> Lines of data
──────────────────────────────

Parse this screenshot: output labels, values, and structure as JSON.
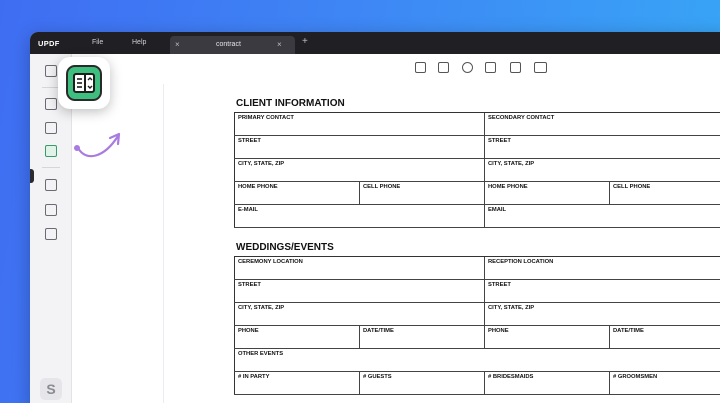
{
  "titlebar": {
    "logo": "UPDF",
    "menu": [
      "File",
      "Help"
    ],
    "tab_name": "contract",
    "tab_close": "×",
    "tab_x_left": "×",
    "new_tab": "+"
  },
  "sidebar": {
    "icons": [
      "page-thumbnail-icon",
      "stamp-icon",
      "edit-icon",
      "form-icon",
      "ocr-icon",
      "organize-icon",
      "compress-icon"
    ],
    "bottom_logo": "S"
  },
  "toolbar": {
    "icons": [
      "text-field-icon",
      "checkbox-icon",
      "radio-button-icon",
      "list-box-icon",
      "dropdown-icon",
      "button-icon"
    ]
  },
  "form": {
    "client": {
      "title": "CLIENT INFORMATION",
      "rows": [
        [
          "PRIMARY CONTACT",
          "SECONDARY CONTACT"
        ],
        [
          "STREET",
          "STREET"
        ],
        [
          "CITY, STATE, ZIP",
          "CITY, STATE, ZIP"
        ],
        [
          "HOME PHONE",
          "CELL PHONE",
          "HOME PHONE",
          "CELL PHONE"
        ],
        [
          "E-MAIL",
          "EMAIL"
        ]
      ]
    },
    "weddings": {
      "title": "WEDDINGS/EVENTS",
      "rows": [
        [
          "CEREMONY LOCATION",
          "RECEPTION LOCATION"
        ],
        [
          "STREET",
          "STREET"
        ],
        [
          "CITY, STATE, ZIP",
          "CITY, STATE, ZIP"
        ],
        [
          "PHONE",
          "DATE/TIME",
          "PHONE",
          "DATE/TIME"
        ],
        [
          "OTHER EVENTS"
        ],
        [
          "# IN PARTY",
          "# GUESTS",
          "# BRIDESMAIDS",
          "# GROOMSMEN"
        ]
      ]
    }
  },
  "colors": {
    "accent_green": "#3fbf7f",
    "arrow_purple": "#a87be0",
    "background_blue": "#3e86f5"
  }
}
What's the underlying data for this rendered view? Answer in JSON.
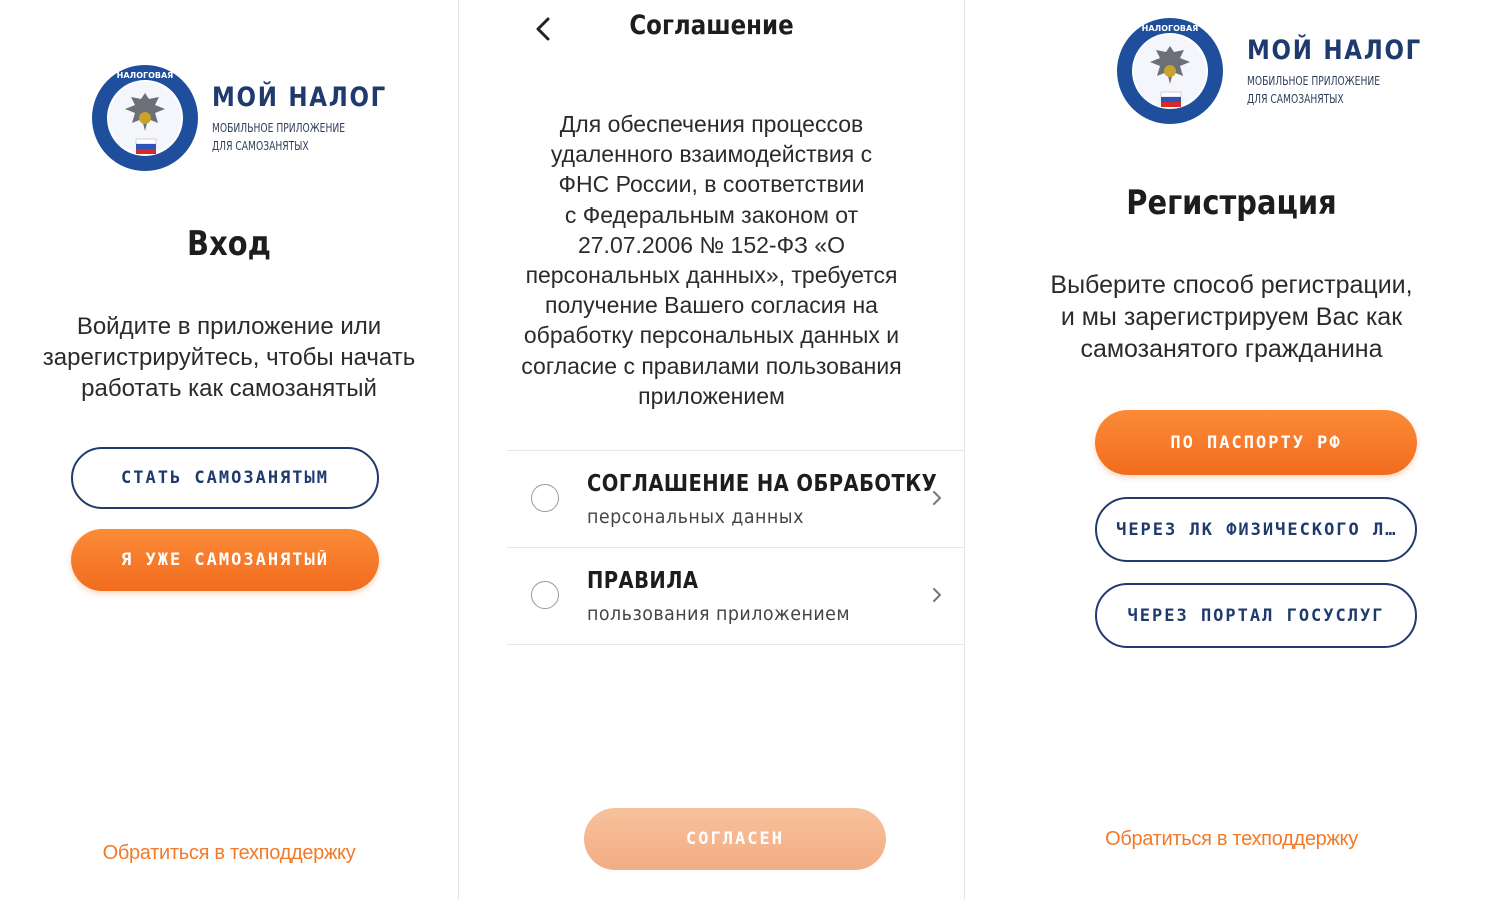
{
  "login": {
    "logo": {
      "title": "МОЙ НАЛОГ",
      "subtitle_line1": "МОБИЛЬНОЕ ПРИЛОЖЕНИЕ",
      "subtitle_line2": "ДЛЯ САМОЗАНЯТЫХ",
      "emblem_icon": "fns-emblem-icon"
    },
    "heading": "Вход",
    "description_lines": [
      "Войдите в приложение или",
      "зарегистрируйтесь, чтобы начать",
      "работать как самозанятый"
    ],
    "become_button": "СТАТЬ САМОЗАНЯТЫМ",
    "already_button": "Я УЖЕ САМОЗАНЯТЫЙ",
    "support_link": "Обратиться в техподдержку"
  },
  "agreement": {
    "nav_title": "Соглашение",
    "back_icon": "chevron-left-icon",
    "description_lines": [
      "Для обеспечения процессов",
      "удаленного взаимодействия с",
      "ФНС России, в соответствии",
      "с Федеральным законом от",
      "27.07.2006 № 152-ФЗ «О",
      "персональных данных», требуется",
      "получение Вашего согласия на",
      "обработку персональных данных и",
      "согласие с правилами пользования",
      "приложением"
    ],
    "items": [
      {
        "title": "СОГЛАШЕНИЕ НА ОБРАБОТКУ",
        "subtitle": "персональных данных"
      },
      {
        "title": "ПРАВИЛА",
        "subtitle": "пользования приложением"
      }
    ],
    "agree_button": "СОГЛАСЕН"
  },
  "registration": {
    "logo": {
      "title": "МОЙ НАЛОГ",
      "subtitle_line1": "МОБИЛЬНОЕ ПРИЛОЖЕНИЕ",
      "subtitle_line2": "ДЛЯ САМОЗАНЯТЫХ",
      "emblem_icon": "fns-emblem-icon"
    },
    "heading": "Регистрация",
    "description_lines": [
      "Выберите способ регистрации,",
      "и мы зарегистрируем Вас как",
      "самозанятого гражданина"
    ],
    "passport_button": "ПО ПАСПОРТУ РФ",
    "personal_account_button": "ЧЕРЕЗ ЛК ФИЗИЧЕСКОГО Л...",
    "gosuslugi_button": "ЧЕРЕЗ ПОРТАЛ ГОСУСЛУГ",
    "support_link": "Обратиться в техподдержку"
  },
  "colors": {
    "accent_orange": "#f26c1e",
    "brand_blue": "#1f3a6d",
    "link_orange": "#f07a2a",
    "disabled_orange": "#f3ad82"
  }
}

──────────────────────────────

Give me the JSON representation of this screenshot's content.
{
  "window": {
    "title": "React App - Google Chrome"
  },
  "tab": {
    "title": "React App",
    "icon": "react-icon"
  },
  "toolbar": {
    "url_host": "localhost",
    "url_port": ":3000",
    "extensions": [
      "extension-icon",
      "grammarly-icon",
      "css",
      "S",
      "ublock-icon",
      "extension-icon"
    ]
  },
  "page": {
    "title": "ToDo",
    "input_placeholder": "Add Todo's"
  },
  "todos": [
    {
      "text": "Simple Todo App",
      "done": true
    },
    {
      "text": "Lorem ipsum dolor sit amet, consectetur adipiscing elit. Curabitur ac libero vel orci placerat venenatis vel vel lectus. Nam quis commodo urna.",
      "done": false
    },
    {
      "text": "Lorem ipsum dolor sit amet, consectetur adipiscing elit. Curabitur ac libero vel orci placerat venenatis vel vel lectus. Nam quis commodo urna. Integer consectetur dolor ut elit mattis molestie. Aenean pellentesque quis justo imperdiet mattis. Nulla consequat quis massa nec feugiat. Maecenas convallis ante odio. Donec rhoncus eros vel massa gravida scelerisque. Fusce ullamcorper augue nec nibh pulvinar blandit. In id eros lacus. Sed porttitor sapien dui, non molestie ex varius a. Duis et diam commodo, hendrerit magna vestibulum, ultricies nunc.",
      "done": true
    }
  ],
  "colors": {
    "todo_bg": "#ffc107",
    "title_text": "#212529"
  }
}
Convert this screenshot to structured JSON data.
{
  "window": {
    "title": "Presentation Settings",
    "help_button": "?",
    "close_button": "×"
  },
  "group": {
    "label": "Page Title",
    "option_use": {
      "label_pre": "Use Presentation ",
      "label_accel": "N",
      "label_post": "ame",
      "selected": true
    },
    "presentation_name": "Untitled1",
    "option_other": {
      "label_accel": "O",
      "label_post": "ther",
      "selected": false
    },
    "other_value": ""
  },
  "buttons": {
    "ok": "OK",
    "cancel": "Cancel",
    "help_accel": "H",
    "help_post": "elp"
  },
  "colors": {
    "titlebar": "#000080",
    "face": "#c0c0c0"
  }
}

──────────────────────────────

> Stated exercise
Work through the data and report how many of its lines hold the word "adipiscing", giving only the figure.

> Finished task
2